# Ausgewählter Auszug:
'''

Was einmal daraus wird?
Manchmal kurven bei uns abends Leute mit ihren Autos suchend durch die friedliche Dreikönigenstraße. Was suchen die? Sie suchen den Veranstaltungsort „Stollwerk“ in der Dreikönigenstraße im Severinsviertel und landen, weil sie die falsche Postleitzahl in ihr Navi eingegeben haben, bei uns in Rondorf. Wenn es dann schon kurz vor 20:00 Uhr ist, dann wird es bis zum Stollwerk, in dem die Veranstaltungen um 20:00 Uhr beginnen, sehr knapp!
Man kennt sich in der Dreikönigenstraße und man grüßt sich. Manchmal führen wir auch längere Gespräche über Gott und die Welt. Ich bin in Rondorf bekannt wie eine bunte Kuh, habe aber oft Schwierigkeiten, die Leute, die mich grüßen, einzuordnen. Entschuldigung! Ich bin froh, hier zu leben, ich lebe gerne hier und hoffe, dass ich das noch einige Jahre tun darf. „Inschallah“.

'''

# Aufgaben:
• 1. Nenne alle Eigennamen von Straßen, Stadtteilen und Veranstaltungsorten, die im Text über die Dreikönigenstraße in Rondorf vorkommen.
• 2. Setze den Text über die Dreikönigenstraße in Rondorf im Anschluss an seinen letzten Satz fort.

# Bereitgestellte Daten:
'''

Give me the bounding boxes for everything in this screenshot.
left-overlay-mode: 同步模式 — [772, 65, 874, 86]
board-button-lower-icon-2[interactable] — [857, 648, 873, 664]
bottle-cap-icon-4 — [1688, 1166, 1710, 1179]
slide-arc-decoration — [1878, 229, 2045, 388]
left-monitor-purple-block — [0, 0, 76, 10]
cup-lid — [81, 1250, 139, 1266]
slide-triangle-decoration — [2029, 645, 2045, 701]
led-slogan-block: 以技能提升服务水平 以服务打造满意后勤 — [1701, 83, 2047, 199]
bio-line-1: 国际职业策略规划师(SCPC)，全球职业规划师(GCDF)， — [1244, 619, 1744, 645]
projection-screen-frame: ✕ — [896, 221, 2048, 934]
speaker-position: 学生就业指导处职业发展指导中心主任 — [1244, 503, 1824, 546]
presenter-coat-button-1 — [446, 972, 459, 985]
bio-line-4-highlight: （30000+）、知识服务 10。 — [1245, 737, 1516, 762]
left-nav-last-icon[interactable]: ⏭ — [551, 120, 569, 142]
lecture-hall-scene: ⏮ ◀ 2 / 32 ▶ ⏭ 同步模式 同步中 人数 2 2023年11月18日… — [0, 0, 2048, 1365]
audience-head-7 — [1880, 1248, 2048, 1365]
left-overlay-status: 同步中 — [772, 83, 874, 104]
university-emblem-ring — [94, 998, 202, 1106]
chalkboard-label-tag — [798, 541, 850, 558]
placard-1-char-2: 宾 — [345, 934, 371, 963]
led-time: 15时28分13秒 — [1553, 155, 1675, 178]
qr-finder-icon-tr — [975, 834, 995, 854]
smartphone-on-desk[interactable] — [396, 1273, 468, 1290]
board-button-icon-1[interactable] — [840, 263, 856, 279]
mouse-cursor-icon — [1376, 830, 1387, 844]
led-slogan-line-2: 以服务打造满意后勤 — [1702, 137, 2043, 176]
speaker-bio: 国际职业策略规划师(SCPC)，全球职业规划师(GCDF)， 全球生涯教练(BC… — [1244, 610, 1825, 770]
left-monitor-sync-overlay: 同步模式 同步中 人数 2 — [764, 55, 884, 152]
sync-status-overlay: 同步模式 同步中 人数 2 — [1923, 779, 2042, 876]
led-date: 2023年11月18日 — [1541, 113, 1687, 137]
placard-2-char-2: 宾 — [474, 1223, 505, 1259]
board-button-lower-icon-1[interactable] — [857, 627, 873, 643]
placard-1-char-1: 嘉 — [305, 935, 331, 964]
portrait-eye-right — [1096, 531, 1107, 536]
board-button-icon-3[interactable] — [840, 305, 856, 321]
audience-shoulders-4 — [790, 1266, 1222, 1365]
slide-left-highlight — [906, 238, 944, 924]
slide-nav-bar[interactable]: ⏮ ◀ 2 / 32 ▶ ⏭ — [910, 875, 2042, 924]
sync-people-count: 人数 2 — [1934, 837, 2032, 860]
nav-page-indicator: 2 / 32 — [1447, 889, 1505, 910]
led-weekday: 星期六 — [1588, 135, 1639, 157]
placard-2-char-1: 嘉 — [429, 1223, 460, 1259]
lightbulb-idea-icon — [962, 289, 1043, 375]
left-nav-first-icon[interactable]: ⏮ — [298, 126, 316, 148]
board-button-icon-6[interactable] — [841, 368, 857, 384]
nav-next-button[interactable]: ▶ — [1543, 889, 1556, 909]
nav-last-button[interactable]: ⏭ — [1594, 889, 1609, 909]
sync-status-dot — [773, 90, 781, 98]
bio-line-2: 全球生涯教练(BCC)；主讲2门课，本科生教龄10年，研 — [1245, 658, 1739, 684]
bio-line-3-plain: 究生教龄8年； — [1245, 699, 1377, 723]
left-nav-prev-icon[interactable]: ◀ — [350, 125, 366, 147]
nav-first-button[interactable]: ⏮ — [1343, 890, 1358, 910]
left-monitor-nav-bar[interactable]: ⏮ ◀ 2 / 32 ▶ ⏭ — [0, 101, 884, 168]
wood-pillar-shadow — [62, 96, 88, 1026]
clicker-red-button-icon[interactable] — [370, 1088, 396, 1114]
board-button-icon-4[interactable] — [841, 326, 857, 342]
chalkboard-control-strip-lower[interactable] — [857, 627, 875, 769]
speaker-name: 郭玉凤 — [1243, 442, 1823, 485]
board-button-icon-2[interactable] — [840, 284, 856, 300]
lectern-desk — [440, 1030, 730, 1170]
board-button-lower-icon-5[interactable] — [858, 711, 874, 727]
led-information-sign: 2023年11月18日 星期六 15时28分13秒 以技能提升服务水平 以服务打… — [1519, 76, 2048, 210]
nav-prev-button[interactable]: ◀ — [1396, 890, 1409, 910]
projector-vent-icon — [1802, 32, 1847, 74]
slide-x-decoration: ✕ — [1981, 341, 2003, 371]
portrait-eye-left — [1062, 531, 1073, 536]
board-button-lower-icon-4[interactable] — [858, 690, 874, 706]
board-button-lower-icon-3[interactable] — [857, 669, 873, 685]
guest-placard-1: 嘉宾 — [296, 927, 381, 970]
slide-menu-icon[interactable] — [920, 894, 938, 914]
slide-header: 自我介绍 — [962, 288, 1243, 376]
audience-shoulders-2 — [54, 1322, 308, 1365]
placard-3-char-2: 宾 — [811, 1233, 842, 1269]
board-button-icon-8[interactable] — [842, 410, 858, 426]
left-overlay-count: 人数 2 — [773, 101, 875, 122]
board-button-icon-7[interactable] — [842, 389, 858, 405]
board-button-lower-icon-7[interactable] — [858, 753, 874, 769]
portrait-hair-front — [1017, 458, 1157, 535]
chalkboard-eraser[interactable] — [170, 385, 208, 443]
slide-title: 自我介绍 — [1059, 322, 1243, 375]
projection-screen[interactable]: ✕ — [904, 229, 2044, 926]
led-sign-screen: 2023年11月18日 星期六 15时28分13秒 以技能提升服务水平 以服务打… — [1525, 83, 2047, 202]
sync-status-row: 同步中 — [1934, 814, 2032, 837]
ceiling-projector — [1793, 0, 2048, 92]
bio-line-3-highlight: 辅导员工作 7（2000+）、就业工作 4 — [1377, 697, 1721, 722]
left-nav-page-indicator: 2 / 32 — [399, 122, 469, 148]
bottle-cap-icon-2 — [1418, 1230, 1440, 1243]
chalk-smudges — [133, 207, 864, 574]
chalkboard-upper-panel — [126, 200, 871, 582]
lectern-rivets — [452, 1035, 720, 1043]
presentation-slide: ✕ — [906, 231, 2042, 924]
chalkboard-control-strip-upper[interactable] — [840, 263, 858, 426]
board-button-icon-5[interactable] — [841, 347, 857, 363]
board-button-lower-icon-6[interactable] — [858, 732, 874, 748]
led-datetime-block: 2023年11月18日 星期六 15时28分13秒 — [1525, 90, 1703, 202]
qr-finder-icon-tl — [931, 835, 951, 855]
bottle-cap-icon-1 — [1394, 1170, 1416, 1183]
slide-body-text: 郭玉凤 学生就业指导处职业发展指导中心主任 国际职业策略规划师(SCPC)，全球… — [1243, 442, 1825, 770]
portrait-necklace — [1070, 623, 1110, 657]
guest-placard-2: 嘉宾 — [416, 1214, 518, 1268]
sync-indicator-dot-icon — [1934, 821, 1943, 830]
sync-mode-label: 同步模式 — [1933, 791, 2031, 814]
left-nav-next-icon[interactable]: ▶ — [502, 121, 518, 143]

'''

# Lösungen:
• 1. Dreikönigenstraße, Stollwerk, Severinsviertel, Rondorf

• 2.
Zum Schluss meines Reports über meine Straße noch das: In Zollstock war es laut. In der Eifel, in der wir ein Ferienhaus haben und dort öfter an Wochenenden und Feiertagen weilen, ist es besonders an Wochenenden laut, da die jungen Leute mit ihren oft getunten Autos des nachts durch den Ort brettern. In Rondorf in der Dreikönigenstraße ist es dagegen am Wochenende richtig ruhig (Ausnahme siehe oben: frühere Discoveranstaltungen beim Treffpunkt). An den Fluglärm habe ich mich längst gewöhnt und er stört mich nicht mehr. Ich weiß, wenn ich morgens den Gemüseflieger höre, dass ich bald aufstehen muss. In der Eifel hingegen sind unsere Kinder und wir manchmal tagsüber fast von den Stühlen gekippt, wenn Tiefflieger das Unterfliegen von Radaranlagen im Kylltal übten. Man sah nur einen großen Schatten und erst dann kam das ohrenbetäubende Getöse des meist amerikanischen Kampfjets.
Ich wünsche uns allen ein friedliches und tolerantes Miteinander, damit unsere Welt besser wird.
Ihr Werner Jaeger aus der Dreikönigenstraße.